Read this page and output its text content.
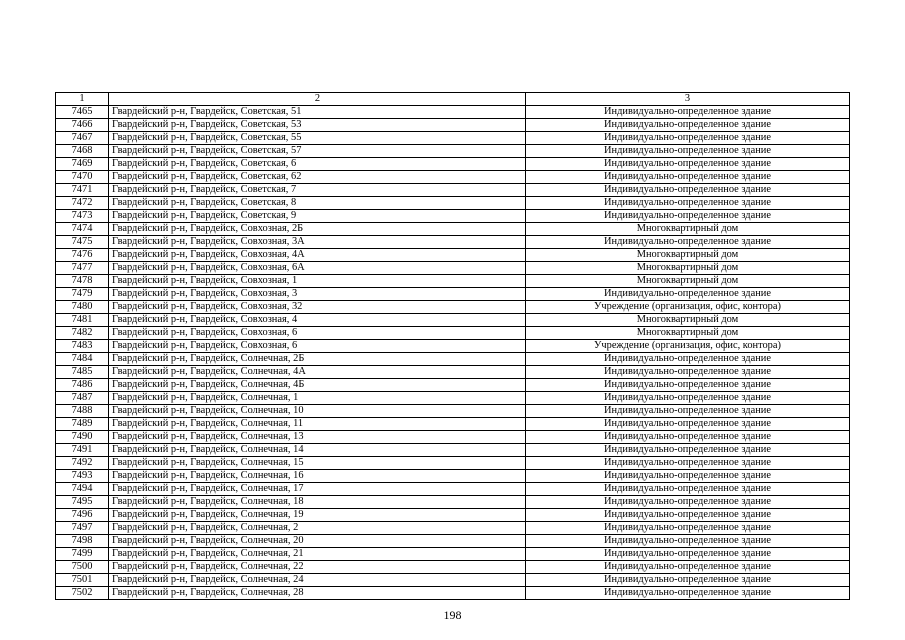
1	2	3
7465	Гвардейский р-н, Гвардейск, Советская, 51	Индивидуально-определенное здание
7466	Гвардейский р-н, Гвардейск, Советская, 53	Индивидуально-определенное здание
7467	Гвардейский р-н, Гвардейск, Советская, 55	Индивидуально-определенное здание
7468	Гвардейский р-н, Гвардейск, Советская, 57	Индивидуально-определенное здание
7469	Гвардейский р-н, Гвардейск, Советская, 6	Индивидуально-определенное здание
7470	Гвардейский р-н, Гвардейск, Советская, 62	Индивидуально-определенное здание
7471	Гвардейский р-н, Гвардейск, Советская, 7	Индивидуально-определенное здание
7472	Гвардейский р-н, Гвардейск, Советская, 8	Индивидуально-определенное здание
7473	Гвардейский р-н, Гвардейск, Советская, 9	Индивидуально-определенное здание
7474	Гвардейский р-н, Гвардейск, Совхозная, 2Б	Многоквартирный дом
7475	Гвардейский р-н, Гвардейск, Совхозная, 3А	Индивидуально-определенное здание
7476	Гвардейский р-н, Гвардейск, Совхозная, 4А	Многоквартирный дом
7477	Гвардейский р-н, Гвардейск, Совхозная, 6А	Многоквартирный дом
7478	Гвардейский р-н, Гвардейск, Совхозная, 1	Многоквартирный дом
7479	Гвардейский р-н, Гвардейск, Совхозная, 3	Индивидуально-определенное здание
7480	Гвардейский р-н, Гвардейск, Совхозная, 32	Учреждение (организация, офис, контора)
7481	Гвардейский р-н, Гвардейск, Совхозная, 4	Многоквартирный дом
7482	Гвардейский р-н, Гвардейск, Совхозная, 6	Многоквартирный дом
7483	Гвардейский р-н, Гвардейск, Совхозная, 6	Учреждение (организация, офис, контора)
7484	Гвардейский р-н, Гвардейск, Солнечная, 2Б	Индивидуально-определенное здание
7485	Гвардейский р-н, Гвардейск, Солнечная, 4А	Индивидуально-определенное здание
7486	Гвардейский р-н, Гвардейск, Солнечная, 4Б	Индивидуально-определенное здание
7487	Гвардейский р-н, Гвардейск, Солнечная, 1	Индивидуально-определенное здание
7488	Гвардейский р-н, Гвардейск, Солнечная, 10	Индивидуально-определенное здание
7489	Гвардейский р-н, Гвардейск, Солнечная, 11	Индивидуально-определенное здание
7490	Гвардейский р-н, Гвардейск, Солнечная, 13	Индивидуально-определенное здание
7491	Гвардейский р-н, Гвардейск, Солнечная, 14	Индивидуально-определенное здание
7492	Гвардейский р-н, Гвардейск, Солнечная, 15	Индивидуально-определенное здание
7493	Гвардейский р-н, Гвардейск, Солнечная, 16	Индивидуально-определенное здание
7494	Гвардейский р-н, Гвардейск, Солнечная, 17	Индивидуально-определенное здание
7495	Гвардейский р-н, Гвардейск, Солнечная, 18	Индивидуально-определенное здание
7496	Гвардейский р-н, Гвардейск, Солнечная, 19	Индивидуально-определенное здание
7497	Гвардейский р-н, Гвардейск, Солнечная, 2	Индивидуально-определенное здание
7498	Гвардейский р-н, Гвардейск, Солнечная, 20	Индивидуально-определенное здание
7499	Гвардейский р-н, Гвардейск, Солнечная, 21	Индивидуально-определенное здание
7500	Гвардейский р-н, Гвардейск, Солнечная, 22	Индивидуально-определенное здание
7501	Гвардейский р-н, Гвардейск, Солнечная, 24	Индивидуально-определенное здание
7502	Гвардейский р-н, Гвардейск, Солнечная, 28	Индивидуально-определенное здание
198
#####
• What needs to be done: Exactly as written, return every line of the listing, but not the pictures.

• Problem solution:
Read this page and output its text content.
1	2	3
7465	Гвардейский р-н, Гвардейск, Советская, 51	Индивидуально-определенное здание
7466	Гвардейский р-н, Гвардейск, Советская, 53	Индивидуально-определенное здание
7467	Гвардейский р-н, Гвардейск, Советская, 55	Индивидуально-определенное здание
7468	Гвардейский р-н, Гвардейск, Советская, 57	Индивидуально-определенное здание
7469	Гвардейский р-н, Гвардейск, Советская, 6	Индивидуально-определенное здание
7470	Гвардейский р-н, Гвардейск, Советская, 62	Индивидуально-определенное здание
7471	Гвардейский р-н, Гвардейск, Советская, 7	Индивидуально-определенное здание
7472	Гвардейский р-н, Гвардейск, Советская, 8	Индивидуально-определенное здание
7473	Гвардейский р-н, Гвардейск, Советская, 9	Индивидуально-определенное здание
7474	Гвардейский р-н, Гвардейск, Совхозная, 2Б	Многоквартирный дом
7475	Гвардейский р-н, Гвардейск, Совхозная, 3А	Индивидуально-определенное здание
7476	Гвардейский р-н, Гвардейск, Совхозная, 4А	Многоквартирный дом
7477	Гвардейский р-н, Гвардейск, Совхозная, 6А	Многоквартирный дом
7478	Гвардейский р-н, Гвардейск, Совхозная, 1	Многоквартирный дом
7479	Гвардейский р-н, Гвардейск, Совхозная, 3	Индивидуально-определенное здание
7480	Гвардейский р-н, Гвардейск, Совхозная, 32	Учреждение (организация, офис, контора)
7481	Гвардейский р-н, Гвардейск, Совхозная, 4	Многоквартирный дом
7482	Гвардейский р-н, Гвардейск, Совхозная, 6	Многоквартирный дом
7483	Гвардейский р-н, Гвардейск, Совхозная, 6	Учреждение (организация, офис, контора)
7484	Гвардейский р-н, Гвардейск, Солнечная, 2Б	Индивидуально-определенное здание
7485	Гвардейский р-н, Гвардейск, Солнечная, 4А	Индивидуально-определенное здание
7486	Гвардейский р-н, Гвардейск, Солнечная, 4Б	Индивидуально-определенное здание
7487	Гвардейский р-н, Гвардейск, Солнечная, 1	Индивидуально-определенное здание
7488	Гвардейский р-н, Гвардейск, Солнечная, 10	Индивидуально-определенное здание
7489	Гвардейский р-н, Гвардейск, Солнечная, 11	Индивидуально-определенное здание
7490	Гвардейский р-н, Гвардейск, Солнечная, 13	Индивидуально-определенное здание
7491	Гвардейский р-н, Гвардейск, Солнечная, 14	Индивидуально-определенное здание
7492	Гвардейский р-н, Гвардейск, Солнечная, 15	Индивидуально-определенное здание
7493	Гвардейский р-н, Гвардейск, Солнечная, 16	Индивидуально-определенное здание
7494	Гвардейский р-н, Гвардейск, Солнечная, 17	Индивидуально-определенное здание
7495	Гвардейский р-н, Гвардейск, Солнечная, 18	Индивидуально-определенное здание
7496	Гвардейский р-н, Гвардейск, Солнечная, 19	Индивидуально-определенное здание
7497	Гвардейский р-н, Гвардейск, Солнечная, 2	Индивидуально-определенное здание
7498	Гвардейский р-н, Гвардейск, Солнечная, 20	Индивидуально-определенное здание
7499	Гвардейский р-н, Гвардейск, Солнечная, 21	Индивидуально-определенное здание
7500	Гвардейский р-н, Гвардейск, Солнечная, 22	Индивидуально-определенное здание
7501	Гвардейский р-н, Гвардейск, Солнечная, 24	Индивидуально-определенное здание
7502	Гвардейский р-н, Гвардейск, Солнечная, 28	Индивидуально-определенное здание
198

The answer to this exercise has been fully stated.